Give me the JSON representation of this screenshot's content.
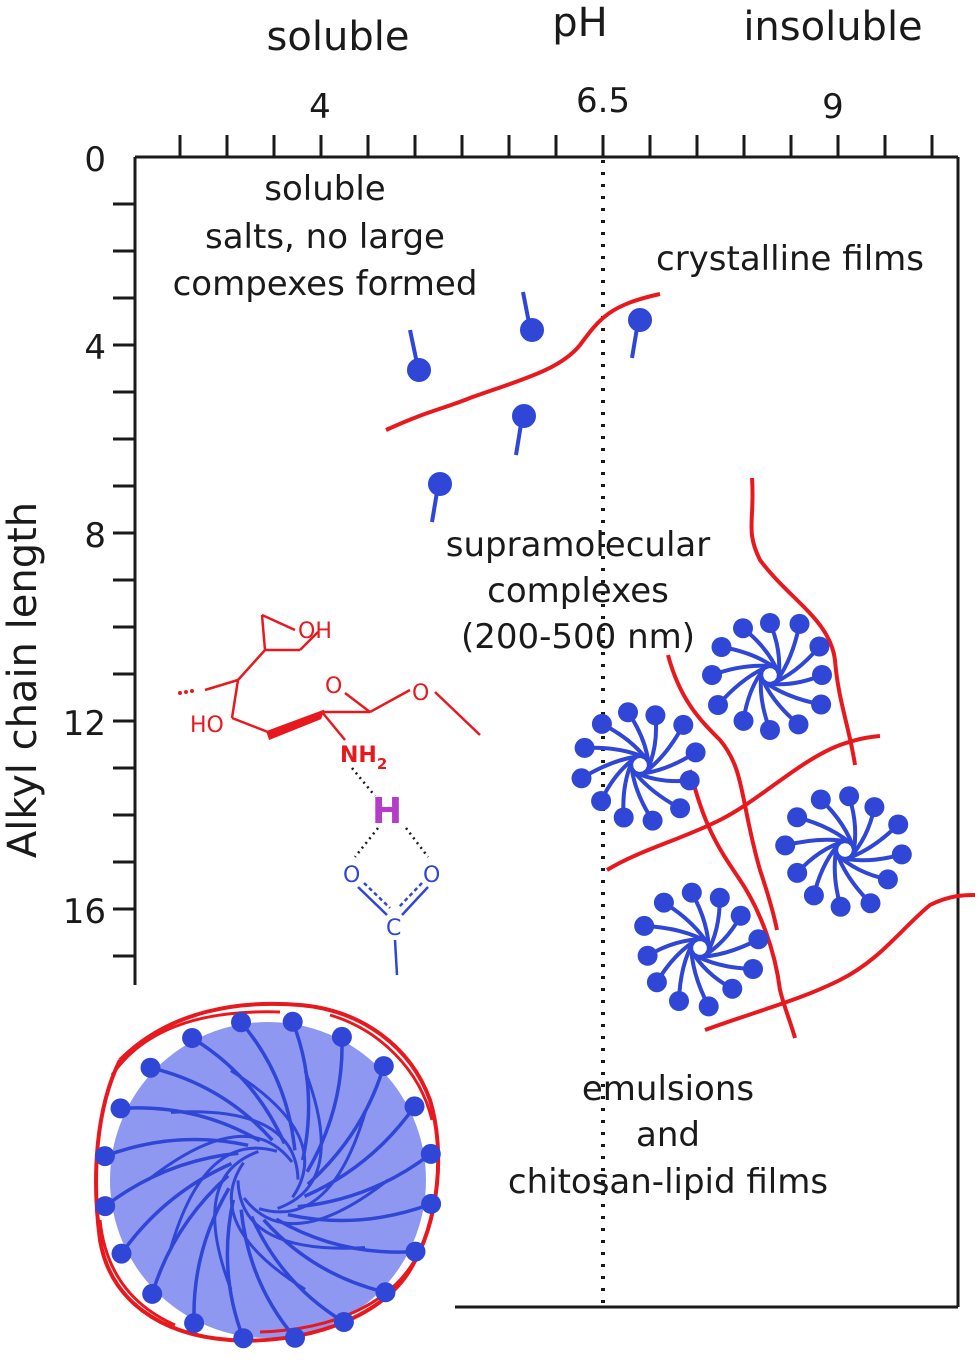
{
  "top_labels": {
    "soluble": "soluble",
    "ph": "pH",
    "insoluble": "insoluble"
  },
  "x_ticks": [
    "4",
    "6.5",
    "9"
  ],
  "y_ticks": [
    "0",
    "4",
    "8",
    "12",
    "16"
  ],
  "y_axis_label": "Alkyl chain length",
  "regions": {
    "soluble_salts": [
      "soluble",
      "salts, no large",
      "compexes formed"
    ],
    "crystalline": "crystalline films",
    "supramolecular": [
      "supramolecular",
      "complexes",
      "(200-500 nm)"
    ],
    "emulsions": [
      "emulsions",
      "and",
      "chitosan-lipid films"
    ]
  },
  "chem": {
    "oh_top": "OH",
    "o_ring": "O",
    "ho_left": "HO",
    "o_glyco": "O",
    "nh": "NH",
    "nh_sub": "2",
    "h": "H",
    "o_left": "O",
    "o_right": "O",
    "c": "C"
  },
  "colors": {
    "polymer_red": "#e8191e",
    "lipid_blue": "#2f46d6",
    "droplet_fill": "#8f98f0",
    "hbond_purple": "#b43cc8",
    "axis": "#1a1a1a"
  }
}
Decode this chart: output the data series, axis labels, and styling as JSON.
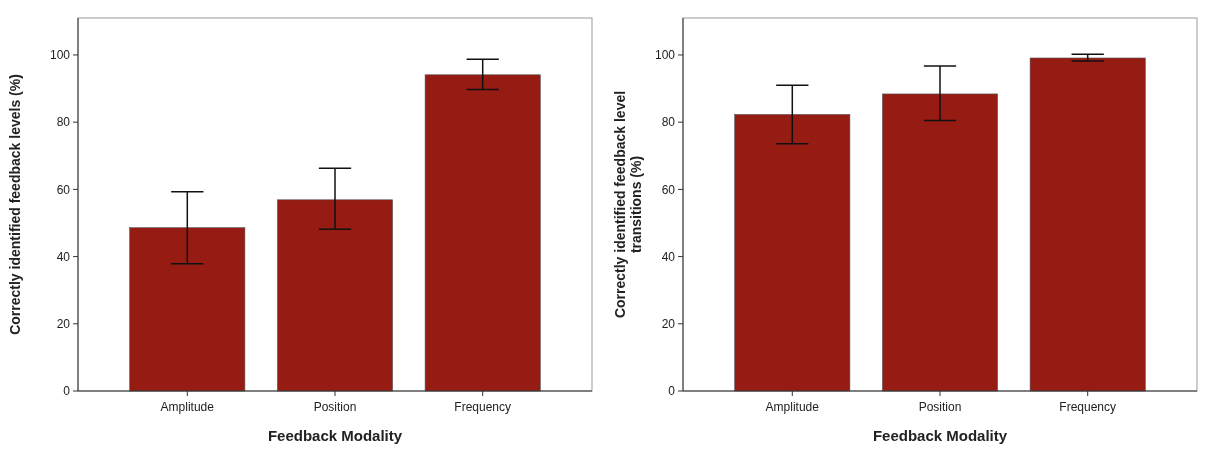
{
  "chart_data": [
    {
      "type": "bar",
      "xlabel": "Feedback Modality",
      "ylabel": "Correctly identified feedback levels (%)",
      "categories": [
        "Amplitude",
        "Position",
        "Frequency"
      ],
      "values": [
        48.6,
        56.9,
        94.1
      ],
      "color": "#961b12",
      "errors": [
        [
          37.9,
          59.3
        ],
        [
          48.1,
          66.3
        ],
        [
          89.7,
          98.7
        ]
      ],
      "ylim": [
        0,
        111
      ],
      "yticks": [
        0,
        20,
        40,
        60,
        80,
        100
      ]
    },
    {
      "type": "bar",
      "xlabel": "Feedback Modality",
      "ylabel": "Correctly identified feedback level transitions (%)",
      "categories": [
        "Amplitude",
        "Position",
        "Frequency"
      ],
      "values": [
        82.3,
        88.4,
        99.1
      ],
      "color": "#961b12",
      "errors": [
        [
          73.6,
          91.0
        ],
        [
          80.5,
          96.7
        ],
        [
          98.2,
          100.2
        ]
      ],
      "ylim": [
        0,
        111
      ],
      "yticks": [
        0,
        20,
        40,
        60,
        80,
        100
      ]
    }
  ]
}
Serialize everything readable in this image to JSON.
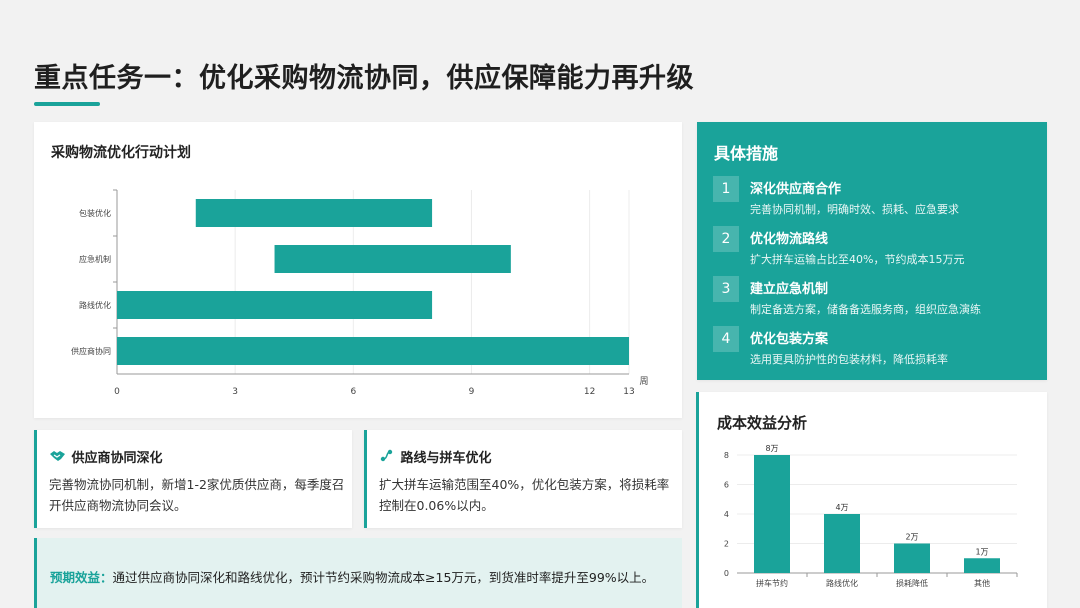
{
  "header": {
    "title": "重点任务一：优化采购物流协同，供应保障能力再升级"
  },
  "colors": {
    "accent": "#1aa39a",
    "light_bg": "#e3f2f0"
  },
  "gantt": {
    "title": "采购物流优化行动计划",
    "unit": "周"
  },
  "measures": {
    "title": "具体措施",
    "items": [
      {
        "num": "1",
        "head": "深化供应商合作",
        "desc": "完善协同机制，明确时效、损耗、应急要求"
      },
      {
        "num": "2",
        "head": "优化物流路线",
        "desc": "扩大拼车运输占比至40%，节约成本15万元"
      },
      {
        "num": "3",
        "head": "建立应急机制",
        "desc": "制定备选方案，储备备选服务商，组织应急演练"
      },
      {
        "num": "4",
        "head": "优化包装方案",
        "desc": "选用更具防护性的包装材料，降低损耗率"
      }
    ]
  },
  "benefit": {
    "title": "成本效益分析"
  },
  "info": [
    {
      "icon": "handshake-icon",
      "head": "供应商协同深化",
      "body": "完善物流协同机制，新增1-2家优质供应商，每季度召开供应商物流协同会议。"
    },
    {
      "icon": "route-icon",
      "head": "路线与拼车优化",
      "body": "扩大拼车运输范围至40%，优化包装方案，将损耗率控制在0.06%以内。"
    }
  ],
  "expected": {
    "label": "预期效益：",
    "text": "通过供应商协同深化和路线优化，预计节约采购物流成本≥15万元，到货准时率提升至99%以上。"
  },
  "chart_data": [
    {
      "type": "bar",
      "orientation": "horizontal-gantt",
      "title": "采购物流优化行动计划",
      "categories": [
        "包装优化",
        "应急机制",
        "路线优化",
        "供应商协同"
      ],
      "start": [
        2,
        4,
        0,
        0
      ],
      "end": [
        8,
        10,
        8,
        13
      ],
      "xticks": [
        0,
        3,
        6,
        9,
        12,
        13
      ],
      "xlim": [
        0,
        13
      ],
      "xlabel": "周",
      "color": "#1aa39a"
    },
    {
      "type": "bar",
      "title": "成本效益分析",
      "categories": [
        "拼车节约",
        "路线优化",
        "损耗降低",
        "其他"
      ],
      "values": [
        8,
        4,
        2,
        1
      ],
      "data_labels": [
        "8万",
        "4万",
        "2万",
        "1万"
      ],
      "yticks": [
        0,
        2,
        4,
        6,
        8
      ],
      "ylim": [
        0,
        8
      ],
      "color": "#1aa39a"
    }
  ]
}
★ ★ ★ ★ ★ ★ ★
Write out the listing word for word, omitting the pictures it holds.

(Solution)
Give me the JSON representation of this screenshot's content.
{
  "top_labels": {
    "soluble": "soluble",
    "ph": "pH",
    "insoluble": "insoluble"
  },
  "x_ticks": [
    "4",
    "6.5",
    "9"
  ],
  "y_ticks": [
    "0",
    "4",
    "8",
    "12",
    "16"
  ],
  "y_axis_label": "Alkyl chain length",
  "regions": {
    "soluble_salts": [
      "soluble",
      "salts, no large",
      "compexes formed"
    ],
    "crystalline": "crystalline films",
    "supramolecular": [
      "supramolecular",
      "complexes",
      "(200-500 nm)"
    ],
    "emulsions": [
      "emulsions",
      "and",
      "chitosan-lipid films"
    ]
  },
  "chem": {
    "oh_top": "OH",
    "o_ring": "O",
    "ho_left": "HO",
    "o_glyco": "O",
    "nh": "NH",
    "nh_sub": "2",
    "h": "H",
    "o_left": "O",
    "o_right": "O",
    "c": "C"
  },
  "colors": {
    "polymer_red": "#e8191e",
    "lipid_blue": "#2f46d6",
    "droplet_fill": "#8f98f0",
    "hbond_purple": "#b43cc8",
    "axis": "#1a1a1a"
  }
}
Decode this chart: output the data series, axis labels, and styling as JSON.
{
  "chart_data": [
    {
      "type": "bar",
      "xlabel": "Feedback Modality",
      "ylabel": "Correctly identified feedback levels (%)",
      "categories": [
        "Amplitude",
        "Position",
        "Frequency"
      ],
      "values": [
        48.6,
        56.9,
        94.1
      ],
      "color": "#961b12",
      "errors": [
        [
          37.9,
          59.3
        ],
        [
          48.1,
          66.3
        ],
        [
          89.7,
          98.7
        ]
      ],
      "ylim": [
        0,
        111
      ],
      "yticks": [
        0,
        20,
        40,
        60,
        80,
        100
      ]
    },
    {
      "type": "bar",
      "xlabel": "Feedback Modality",
      "ylabel": "Correctly identified feedback level transitions (%)",
      "categories": [
        "Amplitude",
        "Position",
        "Frequency"
      ],
      "values": [
        82.3,
        88.4,
        99.1
      ],
      "color": "#961b12",
      "errors": [
        [
          73.6,
          91.0
        ],
        [
          80.5,
          96.7
        ],
        [
          98.2,
          100.2
        ]
      ],
      "ylim": [
        0,
        111
      ],
      "yticks": [
        0,
        20,
        40,
        60,
        80,
        100
      ]
    }
  ]
}
Serialize everything readable in this image to JSON.
{
  "header": {
    "title": "重点任务一：优化采购物流协同，供应保障能力再升级"
  },
  "colors": {
    "accent": "#1aa39a",
    "light_bg": "#e3f2f0"
  },
  "gantt": {
    "title": "采购物流优化行动计划",
    "unit": "周"
  },
  "measures": {
    "title": "具体措施",
    "items": [
      {
        "num": "1",
        "head": "深化供应商合作",
        "desc": "完善协同机制，明确时效、损耗、应急要求"
      },
      {
        "num": "2",
        "head": "优化物流路线",
        "desc": "扩大拼车运输占比至40%，节约成本15万元"
      },
      {
        "num": "3",
        "head": "建立应急机制",
        "desc": "制定备选方案，储备备选服务商，组织应急演练"
      },
      {
        "num": "4",
        "head": "优化包装方案",
        "desc": "选用更具防护性的包装材料，降低损耗率"
      }
    ]
  },
  "benefit": {
    "title": "成本效益分析"
  },
  "info": [
    {
      "icon": "handshake-icon",
      "head": "供应商协同深化",
      "body": "完善物流协同机制，新增1-2家优质供应商，每季度召开供应商物流协同会议。"
    },
    {
      "icon": "route-icon",
      "head": "路线与拼车优化",
      "body": "扩大拼车运输范围至40%，优化包装方案，将损耗率控制在0.06%以内。"
    }
  ],
  "expected": {
    "label": "预期效益：",
    "text": "通过供应商协同深化和路线优化，预计节约采购物流成本≥15万元，到货准时率提升至99%以上。"
  },
  "chart_data": [
    {
      "type": "bar",
      "orientation": "horizontal-gantt",
      "title": "采购物流优化行动计划",
      "categories": [
        "包装优化",
        "应急机制",
        "路线优化",
        "供应商协同"
      ],
      "start": [
        2,
        4,
        0,
        0
      ],
      "end": [
        8,
        10,
        8,
        13
      ],
      "xticks": [
        0,
        3,
        6,
        9,
        12,
        13
      ],
      "xlim": [
        0,
        13
      ],
      "xlabel": "周",
      "color": "#1aa39a"
    },
    {
      "type": "bar",
      "title": "成本效益分析",
      "categories": [
        "拼车节约",
        "路线优化",
        "损耗降低",
        "其他"
      ],
      "values": [
        8,
        4,
        2,
        1
      ],
      "data_labels": [
        "8万",
        "4万",
        "2万",
        "1万"
      ],
      "yticks": [
        0,
        2,
        4,
        6,
        8
      ],
      "ylim": [
        0,
        8
      ],
      "color": "#1aa39a"
    }
  ]
}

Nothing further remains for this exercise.